# EXERCISE AIM
Each line that includes "placeholder" counts once; give the total and nothing besides.

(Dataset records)
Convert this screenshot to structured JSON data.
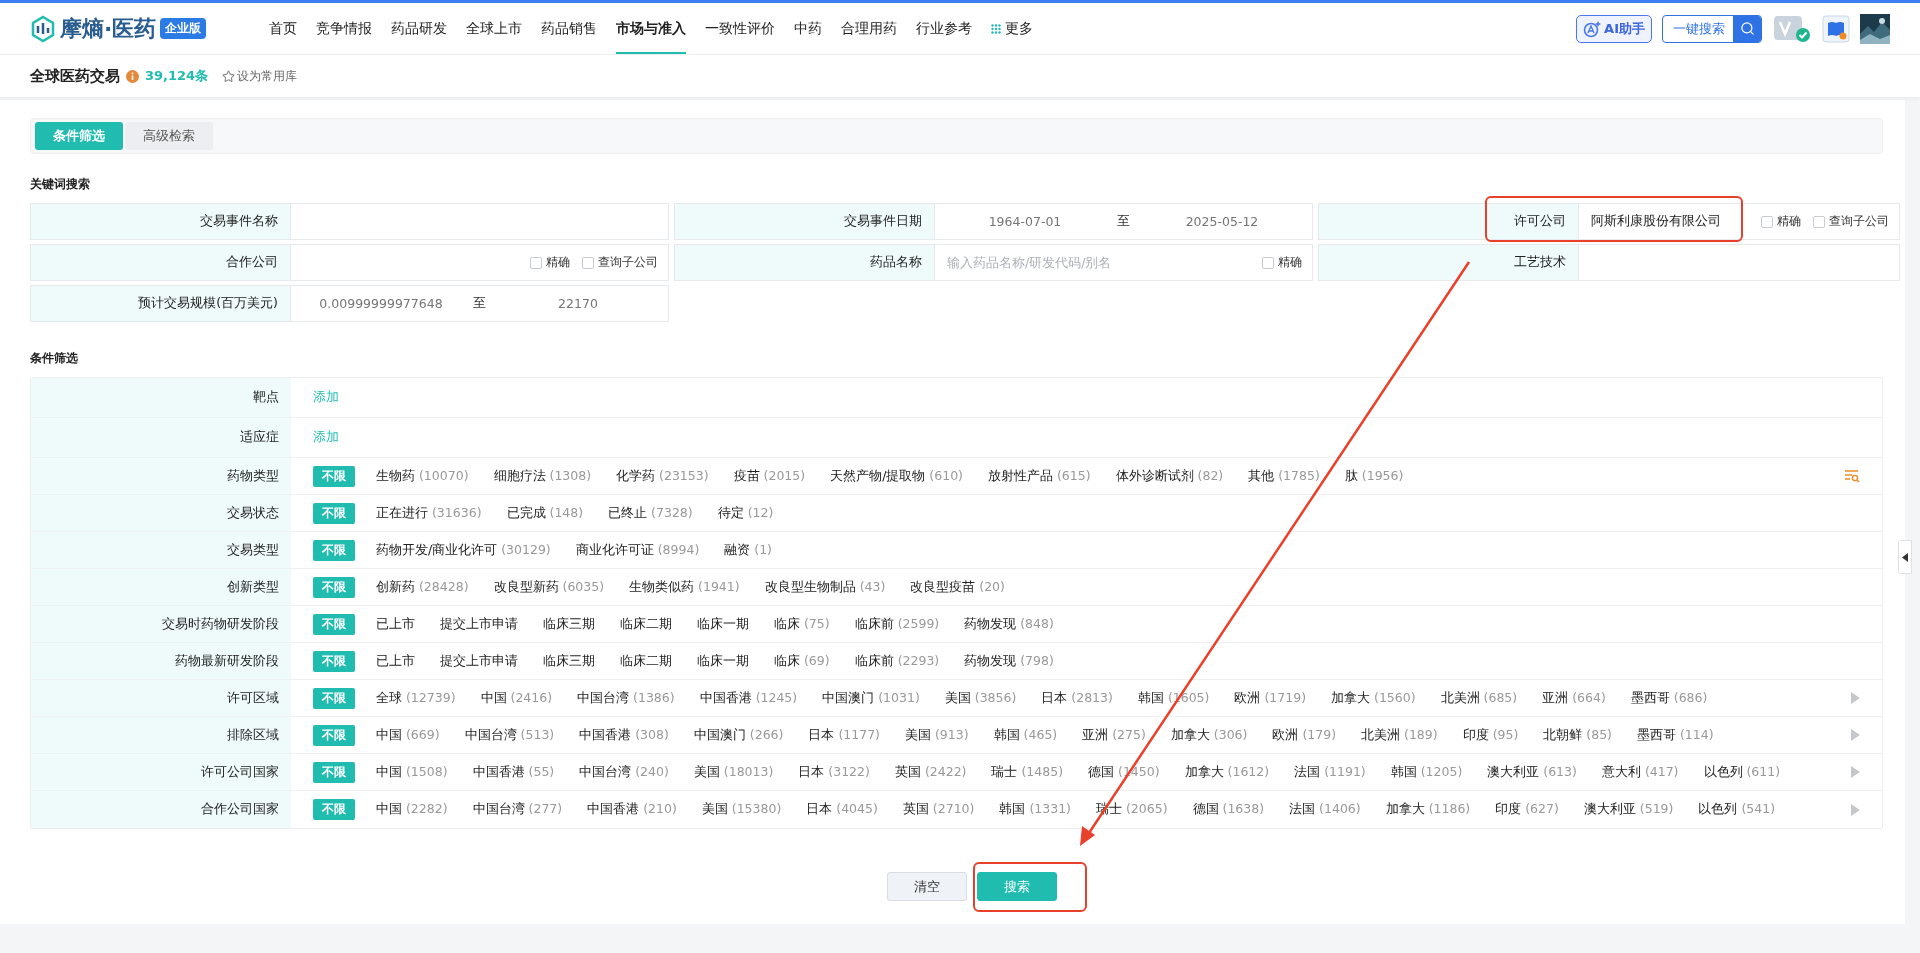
{
  "logo": {
    "name": "摩熵·医药",
    "badge": "企业版"
  },
  "nav": [
    {
      "label": "首页",
      "kind": "link",
      "selected": false
    },
    {
      "label": "竞争情报",
      "kind": "link",
      "selected": false
    },
    {
      "label": "药品研发",
      "kind": "link",
      "selected": false
    },
    {
      "label": "全球上市",
      "kind": "link",
      "selected": false
    },
    {
      "label": "药品销售",
      "kind": "link",
      "selected": false
    },
    {
      "label": "市场与准入",
      "kind": "link",
      "selected": true
    },
    {
      "label": "一致性评价",
      "kind": "link",
      "selected": false
    },
    {
      "label": "中药",
      "kind": "link",
      "selected": false
    },
    {
      "label": "合理用药",
      "kind": "link",
      "selected": false
    },
    {
      "label": "行业参考",
      "kind": "link",
      "selected": false
    },
    {
      "label": "更多",
      "kind": "more",
      "selected": false
    }
  ],
  "toolbar": {
    "ai_button": "AI助手",
    "search_button": "一键搜索"
  },
  "page": {
    "title": "全球医药交易",
    "count": "39,124条",
    "favorite": "设为常用库"
  },
  "tabs": [
    {
      "label": "条件筛选",
      "selected": true
    },
    {
      "label": "高级检索",
      "selected": false
    }
  ],
  "keyword_section": {
    "title": "关键词搜索",
    "fields": [
      {
        "label": "交易事件名称",
        "kind": "text"
      },
      {
        "label": "交易事件日期",
        "kind": "range",
        "from": {
          "placeholder": "1964-07-01"
        },
        "separator": "至",
        "to": {
          "placeholder": "2025-05-12"
        }
      },
      {
        "label": "许可公司",
        "kind": "text",
        "value": "阿斯利康股份有限公司",
        "checkboxes": [
          {
            "label": "精确",
            "checked": false
          },
          {
            "label": "查询子公司",
            "checked": false
          }
        ],
        "highlighted": true
      },
      {
        "label": "合作公司",
        "kind": "text",
        "checkboxes": [
          {
            "label": "精确",
            "checked": false
          },
          {
            "label": "查询子公司",
            "checked": false
          }
        ]
      },
      {
        "label": "药品名称",
        "kind": "text",
        "placeholder": "输入药品名称/研发代码/别名",
        "checkboxes": [
          {
            "label": "精确",
            "checked": false
          }
        ]
      },
      {
        "label": "工艺技术",
        "kind": "text"
      },
      {
        "label": "预计交易规模(百万美元)",
        "kind": "range",
        "from": {
          "placeholder": "0.00999999977648"
        },
        "separator": "至",
        "to": {
          "placeholder": "22170"
        }
      }
    ]
  },
  "filter_section": {
    "title": "条件筛选",
    "rows": [
      {
        "label": "靶点",
        "kind": "add",
        "action": "添加"
      },
      {
        "label": "适应症",
        "kind": "add",
        "action": "添加"
      },
      {
        "label": "药物类型",
        "kind": "options",
        "filter_icon": true,
        "options": [
          {
            "label": "不限",
            "selected": true
          },
          {
            "label": "生物药",
            "count": "(10070)",
            "selected": false
          },
          {
            "label": "细胞疗法",
            "count": "(1308)",
            "selected": false
          },
          {
            "label": "化学药",
            "count": "(23153)",
            "selected": false
          },
          {
            "label": "疫苗",
            "count": "(2015)",
            "selected": false
          },
          {
            "label": "天然产物/提取物",
            "count": "(610)",
            "selected": false
          },
          {
            "label": "放射性产品",
            "count": "(615)",
            "selected": false
          },
          {
            "label": "体外诊断试剂",
            "count": "(82)",
            "selected": false
          },
          {
            "label": "其他",
            "count": "(1785)",
            "selected": false
          },
          {
            "label": "肽",
            "count": "(1956)",
            "selected": false
          }
        ]
      },
      {
        "label": "交易状态",
        "kind": "options",
        "options": [
          {
            "label": "不限",
            "selected": true
          },
          {
            "label": "正在进行",
            "count": "(31636)",
            "selected": false
          },
          {
            "label": "已完成",
            "count": "(148)",
            "selected": false
          },
          {
            "label": "已终止",
            "count": "(7328)",
            "selected": false
          },
          {
            "label": "待定",
            "count": "(12)",
            "selected": false
          }
        ]
      },
      {
        "label": "交易类型",
        "kind": "options",
        "options": [
          {
            "label": "不限",
            "selected": true
          },
          {
            "label": "药物开发/商业化许可",
            "count": "(30129)",
            "selected": false
          },
          {
            "label": "商业化许可证",
            "count": "(8994)",
            "selected": false
          },
          {
            "label": "融资",
            "count": "(1)",
            "selected": false
          }
        ]
      },
      {
        "label": "创新类型",
        "kind": "options",
        "options": [
          {
            "label": "不限",
            "selected": true
          },
          {
            "label": "创新药",
            "count": "(28428)",
            "selected": false
          },
          {
            "label": "改良型新药",
            "count": "(6035)",
            "selected": false
          },
          {
            "label": "生物类似药",
            "count": "(1941)",
            "selected": false
          },
          {
            "label": "改良型生物制品",
            "count": "(43)",
            "selected": false
          },
          {
            "label": "改良型疫苗",
            "count": "(20)",
            "selected": false
          }
        ]
      },
      {
        "label": "交易时药物研发阶段",
        "kind": "options",
        "options": [
          {
            "label": "不限",
            "selected": true
          },
          {
            "label": "已上市",
            "selected": false
          },
          {
            "label": "提交上市申请",
            "selected": false
          },
          {
            "label": "临床三期",
            "selected": false
          },
          {
            "label": "临床二期",
            "selected": false
          },
          {
            "label": "临床一期",
            "selected": false
          },
          {
            "label": "临床",
            "count": "(75)",
            "selected": false
          },
          {
            "label": "临床前",
            "count": "(2599)",
            "selected": false
          },
          {
            "label": "药物发现",
            "count": "(848)",
            "selected": false
          }
        ]
      },
      {
        "label": "药物最新研发阶段",
        "kind": "options",
        "options": [
          {
            "label": "不限",
            "selected": true
          },
          {
            "label": "已上市",
            "selected": false
          },
          {
            "label": "提交上市申请",
            "selected": false
          },
          {
            "label": "临床三期",
            "selected": false
          },
          {
            "label": "临床二期",
            "selected": false
          },
          {
            "label": "临床一期",
            "selected": false
          },
          {
            "label": "临床",
            "count": "(69)",
            "selected": false
          },
          {
            "label": "临床前",
            "count": "(2293)",
            "selected": false
          },
          {
            "label": "药物发现",
            "count": "(798)",
            "selected": false
          }
        ]
      },
      {
        "label": "许可区域",
        "kind": "options",
        "more_arrow": true,
        "options": [
          {
            "label": "不限",
            "selected": true
          },
          {
            "label": "全球",
            "count": "(12739)",
            "selected": false
          },
          {
            "label": "中国",
            "count": "(2416)",
            "selected": false
          },
          {
            "label": "中国台湾",
            "count": "(1386)",
            "selected": false
          },
          {
            "label": "中国香港",
            "count": "(1245)",
            "selected": false
          },
          {
            "label": "中国澳门",
            "count": "(1031)",
            "selected": false
          },
          {
            "label": "美国",
            "count": "(3856)",
            "selected": false
          },
          {
            "label": "日本",
            "count": "(2813)",
            "selected": false
          },
          {
            "label": "韩国",
            "count": "(1605)",
            "selected": false
          },
          {
            "label": "欧洲",
            "count": "(1719)",
            "selected": false
          },
          {
            "label": "加拿大",
            "count": "(1560)",
            "selected": false
          },
          {
            "label": "北美洲",
            "count": "(685)",
            "selected": false
          },
          {
            "label": "亚洲",
            "count": "(664)",
            "selected": false
          },
          {
            "label": "墨西哥",
            "count": "(686)",
            "selected": false
          }
        ]
      },
      {
        "label": "排除区域",
        "kind": "options",
        "more_arrow": true,
        "options": [
          {
            "label": "不限",
            "selected": true
          },
          {
            "label": "中国",
            "count": "(669)",
            "selected": false
          },
          {
            "label": "中国台湾",
            "count": "(513)",
            "selected": false
          },
          {
            "label": "中国香港",
            "count": "(308)",
            "selected": false
          },
          {
            "label": "中国澳门",
            "count": "(266)",
            "selected": false
          },
          {
            "label": "日本",
            "count": "(1177)",
            "selected": false
          },
          {
            "label": "美国",
            "count": "(913)",
            "selected": false
          },
          {
            "label": "韩国",
            "count": "(465)",
            "selected": false
          },
          {
            "label": "亚洲",
            "count": "(275)",
            "selected": false
          },
          {
            "label": "加拿大",
            "count": "(306)",
            "selected": false
          },
          {
            "label": "欧洲",
            "count": "(179)",
            "selected": false
          },
          {
            "label": "北美洲",
            "count": "(189)",
            "selected": false
          },
          {
            "label": "印度",
            "count": "(95)",
            "selected": false
          },
          {
            "label": "北朝鲜",
            "count": "(85)",
            "selected": false
          },
          {
            "label": "墨西哥",
            "count": "(114)",
            "selected": false
          }
        ]
      },
      {
        "label": "许可公司国家",
        "kind": "options",
        "more_arrow": true,
        "options": [
          {
            "label": "不限",
            "selected": true
          },
          {
            "label": "中国",
            "count": "(1508)",
            "selected": false
          },
          {
            "label": "中国香港",
            "count": "(55)",
            "selected": false
          },
          {
            "label": "中国台湾",
            "count": "(240)",
            "selected": false
          },
          {
            "label": "美国",
            "count": "(18013)",
            "selected": false
          },
          {
            "label": "日本",
            "count": "(3122)",
            "selected": false
          },
          {
            "label": "英国",
            "count": "(2422)",
            "selected": false
          },
          {
            "label": "瑞士",
            "count": "(1485)",
            "selected": false
          },
          {
            "label": "德国",
            "count": "(1450)",
            "selected": false
          },
          {
            "label": "加拿大",
            "count": "(1612)",
            "selected": false
          },
          {
            "label": "法国",
            "count": "(1191)",
            "selected": false
          },
          {
            "label": "韩国",
            "count": "(1205)",
            "selected": false
          },
          {
            "label": "澳大利亚",
            "count": "(613)",
            "selected": false
          },
          {
            "label": "意大利",
            "count": "(417)",
            "selected": false
          },
          {
            "label": "以色列",
            "count": "(611)",
            "selected": false
          }
        ]
      },
      {
        "label": "合作公司国家",
        "kind": "options",
        "more_arrow": true,
        "options": [
          {
            "label": "不限",
            "selected": true
          },
          {
            "label": "中国",
            "count": "(2282)",
            "selected": false
          },
          {
            "label": "中国台湾",
            "count": "(277)",
            "selected": false
          },
          {
            "label": "中国香港",
            "count": "(210)",
            "selected": false
          },
          {
            "label": "美国",
            "count": "(15380)",
            "selected": false
          },
          {
            "label": "日本",
            "count": "(4045)",
            "selected": false
          },
          {
            "label": "英国",
            "count": "(2710)",
            "selected": false
          },
          {
            "label": "韩国",
            "count": "(1331)",
            "selected": false
          },
          {
            "label": "瑞士",
            "count": "(2065)",
            "selected": false
          },
          {
            "label": "德国",
            "count": "(1638)",
            "selected": false
          },
          {
            "label": "法国",
            "count": "(1406)",
            "selected": false
          },
          {
            "label": "加拿大",
            "count": "(1186)",
            "selected": false
          },
          {
            "label": "印度",
            "count": "(627)",
            "selected": false
          },
          {
            "label": "澳大利亚",
            "count": "(519)",
            "selected": false
          },
          {
            "label": "以色列",
            "count": "(541)",
            "selected": false
          }
        ]
      }
    ]
  },
  "actions": [
    {
      "label": "清空",
      "kind": "secondary"
    },
    {
      "label": "搜索",
      "kind": "primary",
      "highlighted": true
    }
  ],
  "annotation_arrow": true
}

# EXERCISE RESULT
5